Wherever the word "Slice" appears in the entries, copy the whole line.

[begin The data]

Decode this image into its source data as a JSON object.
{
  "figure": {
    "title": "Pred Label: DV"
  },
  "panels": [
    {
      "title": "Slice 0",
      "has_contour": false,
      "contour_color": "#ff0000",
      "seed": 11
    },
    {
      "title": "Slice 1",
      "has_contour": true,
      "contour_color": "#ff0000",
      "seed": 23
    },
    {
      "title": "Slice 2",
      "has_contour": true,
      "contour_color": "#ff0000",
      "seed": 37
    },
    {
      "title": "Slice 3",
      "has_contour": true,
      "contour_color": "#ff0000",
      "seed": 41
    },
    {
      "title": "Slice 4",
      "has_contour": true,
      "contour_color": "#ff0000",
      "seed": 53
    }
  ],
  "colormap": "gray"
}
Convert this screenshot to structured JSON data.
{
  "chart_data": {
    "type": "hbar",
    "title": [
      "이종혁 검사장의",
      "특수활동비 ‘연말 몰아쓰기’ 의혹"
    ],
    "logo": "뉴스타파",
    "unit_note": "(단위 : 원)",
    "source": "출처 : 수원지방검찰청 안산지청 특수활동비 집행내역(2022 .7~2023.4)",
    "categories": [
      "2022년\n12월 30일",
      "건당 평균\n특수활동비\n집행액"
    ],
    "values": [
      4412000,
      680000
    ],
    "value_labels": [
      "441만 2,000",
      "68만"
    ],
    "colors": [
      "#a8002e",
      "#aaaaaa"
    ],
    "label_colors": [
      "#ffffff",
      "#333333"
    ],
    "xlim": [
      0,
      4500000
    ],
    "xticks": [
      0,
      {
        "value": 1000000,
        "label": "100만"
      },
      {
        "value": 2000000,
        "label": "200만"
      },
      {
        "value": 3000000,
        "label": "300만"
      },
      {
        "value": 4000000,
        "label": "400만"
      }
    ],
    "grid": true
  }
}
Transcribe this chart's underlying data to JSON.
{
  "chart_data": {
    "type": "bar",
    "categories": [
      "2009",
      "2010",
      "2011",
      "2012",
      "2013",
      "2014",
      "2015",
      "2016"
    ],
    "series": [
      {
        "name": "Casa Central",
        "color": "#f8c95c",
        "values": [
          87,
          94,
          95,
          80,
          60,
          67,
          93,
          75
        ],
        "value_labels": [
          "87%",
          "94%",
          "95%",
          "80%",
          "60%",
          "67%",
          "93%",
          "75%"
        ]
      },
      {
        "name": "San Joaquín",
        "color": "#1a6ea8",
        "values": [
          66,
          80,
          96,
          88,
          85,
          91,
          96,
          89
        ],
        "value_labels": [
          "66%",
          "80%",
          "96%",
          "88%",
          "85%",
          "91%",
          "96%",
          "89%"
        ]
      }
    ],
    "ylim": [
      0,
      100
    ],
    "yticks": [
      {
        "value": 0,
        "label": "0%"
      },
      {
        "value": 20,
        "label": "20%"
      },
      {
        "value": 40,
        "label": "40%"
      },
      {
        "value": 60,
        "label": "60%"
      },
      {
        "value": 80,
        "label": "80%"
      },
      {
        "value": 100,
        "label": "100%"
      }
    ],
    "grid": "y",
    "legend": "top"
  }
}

[end The data]

▸ **Result below**
      "title": "Slice 0",
      "title": "Slice 1",
      "title": "Slice 2",
      "title": "Slice 3",
      "title": "Slice 4",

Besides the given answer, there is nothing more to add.